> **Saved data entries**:
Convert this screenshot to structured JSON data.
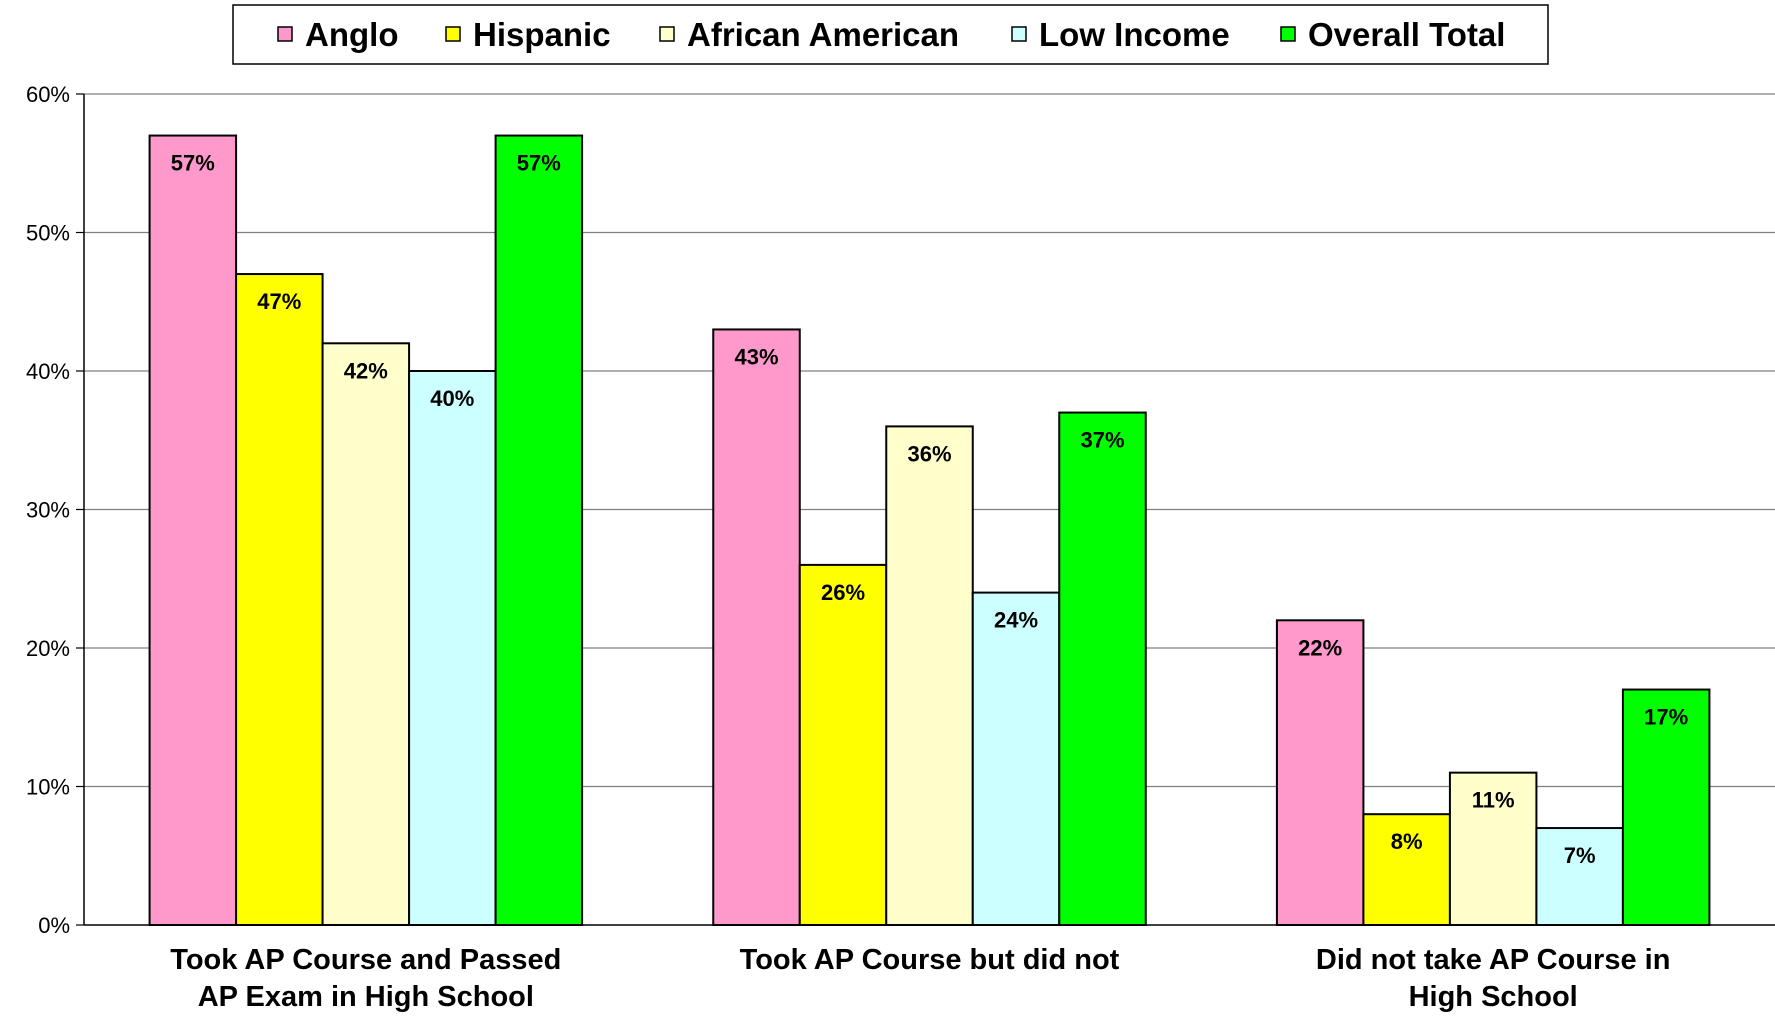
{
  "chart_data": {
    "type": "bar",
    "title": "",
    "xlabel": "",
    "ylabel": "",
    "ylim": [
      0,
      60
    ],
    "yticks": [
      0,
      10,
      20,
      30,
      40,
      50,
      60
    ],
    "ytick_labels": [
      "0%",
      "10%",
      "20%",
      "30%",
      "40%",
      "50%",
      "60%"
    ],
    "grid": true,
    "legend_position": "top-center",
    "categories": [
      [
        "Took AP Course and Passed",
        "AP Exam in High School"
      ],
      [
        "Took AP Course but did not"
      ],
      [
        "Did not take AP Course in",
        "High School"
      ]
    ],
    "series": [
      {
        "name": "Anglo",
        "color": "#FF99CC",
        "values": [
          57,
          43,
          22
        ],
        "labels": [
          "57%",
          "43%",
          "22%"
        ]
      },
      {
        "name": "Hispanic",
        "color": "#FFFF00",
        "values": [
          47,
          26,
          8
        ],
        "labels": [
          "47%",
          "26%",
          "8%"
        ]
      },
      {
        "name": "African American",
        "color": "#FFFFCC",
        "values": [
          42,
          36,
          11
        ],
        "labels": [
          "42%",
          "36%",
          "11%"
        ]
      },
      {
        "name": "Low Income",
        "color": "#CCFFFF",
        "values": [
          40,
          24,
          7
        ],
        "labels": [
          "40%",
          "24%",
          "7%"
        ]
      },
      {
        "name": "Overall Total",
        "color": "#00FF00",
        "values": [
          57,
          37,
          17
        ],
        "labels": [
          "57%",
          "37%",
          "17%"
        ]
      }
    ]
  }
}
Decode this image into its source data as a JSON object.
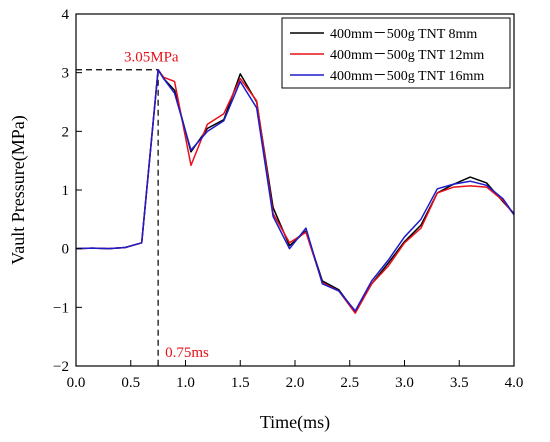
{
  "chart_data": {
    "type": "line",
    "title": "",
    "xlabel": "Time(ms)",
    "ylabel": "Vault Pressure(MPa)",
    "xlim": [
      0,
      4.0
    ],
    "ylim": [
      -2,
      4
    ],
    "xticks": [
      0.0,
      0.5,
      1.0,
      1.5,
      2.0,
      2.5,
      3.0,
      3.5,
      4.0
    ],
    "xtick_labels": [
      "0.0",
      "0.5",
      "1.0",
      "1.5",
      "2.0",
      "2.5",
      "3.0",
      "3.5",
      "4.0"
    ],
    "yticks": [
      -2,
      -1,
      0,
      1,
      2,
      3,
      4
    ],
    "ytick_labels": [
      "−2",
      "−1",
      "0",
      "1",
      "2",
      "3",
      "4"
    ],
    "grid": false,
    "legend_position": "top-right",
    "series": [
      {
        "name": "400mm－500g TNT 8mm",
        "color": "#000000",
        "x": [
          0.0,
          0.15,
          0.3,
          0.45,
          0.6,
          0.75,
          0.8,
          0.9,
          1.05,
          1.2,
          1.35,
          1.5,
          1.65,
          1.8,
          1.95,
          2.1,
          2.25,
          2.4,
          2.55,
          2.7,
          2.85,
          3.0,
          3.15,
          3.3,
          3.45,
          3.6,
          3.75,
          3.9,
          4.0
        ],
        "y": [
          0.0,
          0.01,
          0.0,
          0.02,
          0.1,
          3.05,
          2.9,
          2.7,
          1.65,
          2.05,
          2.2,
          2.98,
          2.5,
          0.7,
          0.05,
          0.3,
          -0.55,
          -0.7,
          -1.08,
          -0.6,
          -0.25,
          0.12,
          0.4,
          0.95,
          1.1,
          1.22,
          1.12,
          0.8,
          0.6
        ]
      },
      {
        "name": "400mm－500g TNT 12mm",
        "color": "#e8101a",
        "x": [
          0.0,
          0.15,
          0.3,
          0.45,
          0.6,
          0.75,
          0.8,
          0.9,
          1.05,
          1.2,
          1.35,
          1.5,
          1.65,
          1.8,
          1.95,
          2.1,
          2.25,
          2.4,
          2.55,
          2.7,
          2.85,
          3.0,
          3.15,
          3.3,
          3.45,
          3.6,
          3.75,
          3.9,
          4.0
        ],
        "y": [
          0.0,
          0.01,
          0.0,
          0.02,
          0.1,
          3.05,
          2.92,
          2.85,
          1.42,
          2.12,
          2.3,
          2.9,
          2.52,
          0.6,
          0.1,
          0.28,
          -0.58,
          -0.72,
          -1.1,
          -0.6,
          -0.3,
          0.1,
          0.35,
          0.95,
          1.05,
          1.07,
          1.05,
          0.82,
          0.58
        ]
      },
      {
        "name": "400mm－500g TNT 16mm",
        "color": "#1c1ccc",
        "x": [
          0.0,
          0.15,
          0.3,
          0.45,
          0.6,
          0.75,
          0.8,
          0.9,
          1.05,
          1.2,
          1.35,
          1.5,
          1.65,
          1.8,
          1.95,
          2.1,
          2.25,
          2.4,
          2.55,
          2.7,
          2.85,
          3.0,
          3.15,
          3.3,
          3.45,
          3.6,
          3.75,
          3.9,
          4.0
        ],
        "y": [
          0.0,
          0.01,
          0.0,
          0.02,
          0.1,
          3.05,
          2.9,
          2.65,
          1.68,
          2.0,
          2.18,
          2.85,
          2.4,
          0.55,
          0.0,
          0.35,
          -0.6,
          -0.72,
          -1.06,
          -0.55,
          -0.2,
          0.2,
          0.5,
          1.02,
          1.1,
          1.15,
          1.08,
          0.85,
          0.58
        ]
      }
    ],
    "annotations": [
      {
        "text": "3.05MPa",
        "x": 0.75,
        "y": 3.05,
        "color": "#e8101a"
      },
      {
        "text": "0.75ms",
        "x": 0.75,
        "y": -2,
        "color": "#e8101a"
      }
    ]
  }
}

> **What the task requires**: Each line that has the word "color" should be copied.

> **In response**:
        "color": "#FF99CC",
        "color": "#FFFF00",
        "color": "#FFFFCC",
        "color": "#CCFFFF",
        "color": "#00FF00",
        "color": "#000000",
        "color": "#e8101a",
        "color": "#1c1ccc",
        "color": "#e8101a"
        "color": "#e8101a"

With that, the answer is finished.